### HOW TO COMPLETE THIS TASK
Check each line of the material for the string "påbörjat", and copy the lines that have it.

### RECORDS SUPPLIED
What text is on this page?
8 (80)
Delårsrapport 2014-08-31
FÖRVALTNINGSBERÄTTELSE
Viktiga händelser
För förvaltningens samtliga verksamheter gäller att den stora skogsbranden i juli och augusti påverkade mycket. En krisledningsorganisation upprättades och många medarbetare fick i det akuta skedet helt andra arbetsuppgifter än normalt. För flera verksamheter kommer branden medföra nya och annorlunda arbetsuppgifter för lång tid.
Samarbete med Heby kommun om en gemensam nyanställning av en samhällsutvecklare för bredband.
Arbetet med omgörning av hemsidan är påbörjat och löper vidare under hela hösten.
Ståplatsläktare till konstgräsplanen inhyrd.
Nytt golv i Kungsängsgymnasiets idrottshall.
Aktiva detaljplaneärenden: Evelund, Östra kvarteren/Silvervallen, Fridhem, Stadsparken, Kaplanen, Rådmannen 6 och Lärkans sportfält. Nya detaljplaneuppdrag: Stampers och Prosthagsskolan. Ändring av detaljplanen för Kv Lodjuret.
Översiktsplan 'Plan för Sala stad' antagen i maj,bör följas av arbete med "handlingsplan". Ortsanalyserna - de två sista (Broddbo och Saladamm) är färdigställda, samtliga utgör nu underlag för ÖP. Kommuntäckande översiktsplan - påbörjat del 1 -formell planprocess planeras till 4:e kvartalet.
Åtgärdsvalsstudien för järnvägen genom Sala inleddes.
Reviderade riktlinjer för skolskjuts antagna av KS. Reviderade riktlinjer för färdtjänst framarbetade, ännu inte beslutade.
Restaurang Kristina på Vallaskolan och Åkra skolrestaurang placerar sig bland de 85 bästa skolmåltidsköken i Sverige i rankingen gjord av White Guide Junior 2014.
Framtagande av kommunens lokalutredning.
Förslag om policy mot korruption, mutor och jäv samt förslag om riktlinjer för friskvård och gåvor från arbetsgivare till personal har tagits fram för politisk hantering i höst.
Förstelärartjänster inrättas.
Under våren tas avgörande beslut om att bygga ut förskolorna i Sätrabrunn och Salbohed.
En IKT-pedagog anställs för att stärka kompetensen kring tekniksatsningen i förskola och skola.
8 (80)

### ANSWER FOR THE TASK
Arbetet med omgörning av hemsidan är påbörjat och löper vidare under hela hösten.
Översiktsplan 'Plan för Sala stad' antagen i maj,bör följas av arbete med "handlingsplan". Ortsanalyserna - de två sista (Broddbo och Saladamm) är färdigställda, samtliga utgör nu underlag för ÖP. Kommuntäckande översiktsplan - påbörjat del 1 -formell planprocess planeras till 4:e kvartalet.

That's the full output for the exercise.